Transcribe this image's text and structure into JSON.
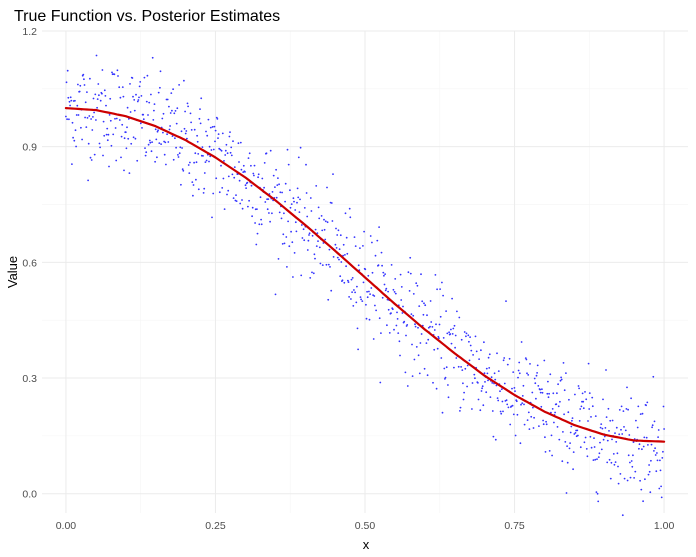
{
  "chart_data": {
    "type": "scatter",
    "title": "True Function vs. Posterior Estimates",
    "xlabel": "x",
    "ylabel": "Value",
    "xlim": [
      -0.04,
      1.04
    ],
    "ylim": [
      -0.05,
      1.2
    ],
    "x_ticks": [
      "0.00",
      "0.25",
      "0.50",
      "0.75",
      "1.00"
    ],
    "x_tick_values": [
      0,
      0.25,
      0.5,
      0.75,
      1.0
    ],
    "y_ticks": [
      "0.0",
      "0.3",
      "0.6",
      "0.9",
      "1.2"
    ],
    "y_tick_values": [
      0,
      0.3,
      0.6,
      0.9,
      1.2
    ],
    "grid": true,
    "legend": "none",
    "series": [
      {
        "type": "line",
        "color": "#cc0000",
        "function": "cosine-like decay",
        "x": [
          0,
          0.05,
          0.1,
          0.15,
          0.2,
          0.25,
          0.3,
          0.35,
          0.4,
          0.45,
          0.5,
          0.55,
          0.6,
          0.65,
          0.7,
          0.75,
          0.8,
          0.85,
          0.9,
          0.95,
          1.0
        ],
        "y": [
          1.0,
          0.995,
          0.979,
          0.953,
          0.917,
          0.872,
          0.82,
          0.761,
          0.697,
          0.63,
          0.561,
          0.492,
          0.426,
          0.364,
          0.306,
          0.256,
          0.213,
          0.178,
          0.153,
          0.138,
          0.135
        ]
      },
      {
        "type": "scatter",
        "color": "#3333ff",
        "point_count": 1000,
        "noise_sd": 0.07,
        "x_range": [
          0,
          1
        ]
      }
    ]
  }
}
--------------------------------------------------
### [Task description]
Without including any pictures, print each record exactly.

### [Written answer]
Transcribe this image's text and structure into JSON.
{
  "chart_data": {
    "type": "scatter",
    "title": "True Function vs. Posterior Estimates",
    "xlabel": "x",
    "ylabel": "Value",
    "xlim": [
      -0.04,
      1.04
    ],
    "ylim": [
      -0.05,
      1.2
    ],
    "x_ticks": [
      "0.00",
      "0.25",
      "0.50",
      "0.75",
      "1.00"
    ],
    "x_tick_values": [
      0,
      0.25,
      0.5,
      0.75,
      1.0
    ],
    "y_ticks": [
      "0.0",
      "0.3",
      "0.6",
      "0.9",
      "1.2"
    ],
    "y_tick_values": [
      0,
      0.3,
      0.6,
      0.9,
      1.2
    ],
    "grid": true,
    "legend": "none",
    "series": [
      {
        "type": "line",
        "color": "#cc0000",
        "function": "cosine-like decay",
        "x": [
          0,
          0.05,
          0.1,
          0.15,
          0.2,
          0.25,
          0.3,
          0.35,
          0.4,
          0.45,
          0.5,
          0.55,
          0.6,
          0.65,
          0.7,
          0.75,
          0.8,
          0.85,
          0.9,
          0.95,
          1.0
        ],
        "y": [
          1.0,
          0.995,
          0.979,
          0.953,
          0.917,
          0.872,
          0.82,
          0.761,
          0.697,
          0.63,
          0.561,
          0.492,
          0.426,
          0.364,
          0.306,
          0.256,
          0.213,
          0.178,
          0.153,
          0.138,
          0.135
        ]
      },
      {
        "type": "scatter",
        "color": "#3333ff",
        "point_count": 1000,
        "noise_sd": 0.07,
        "x_range": [
          0,
          1
        ]
      }
    ]
  }
}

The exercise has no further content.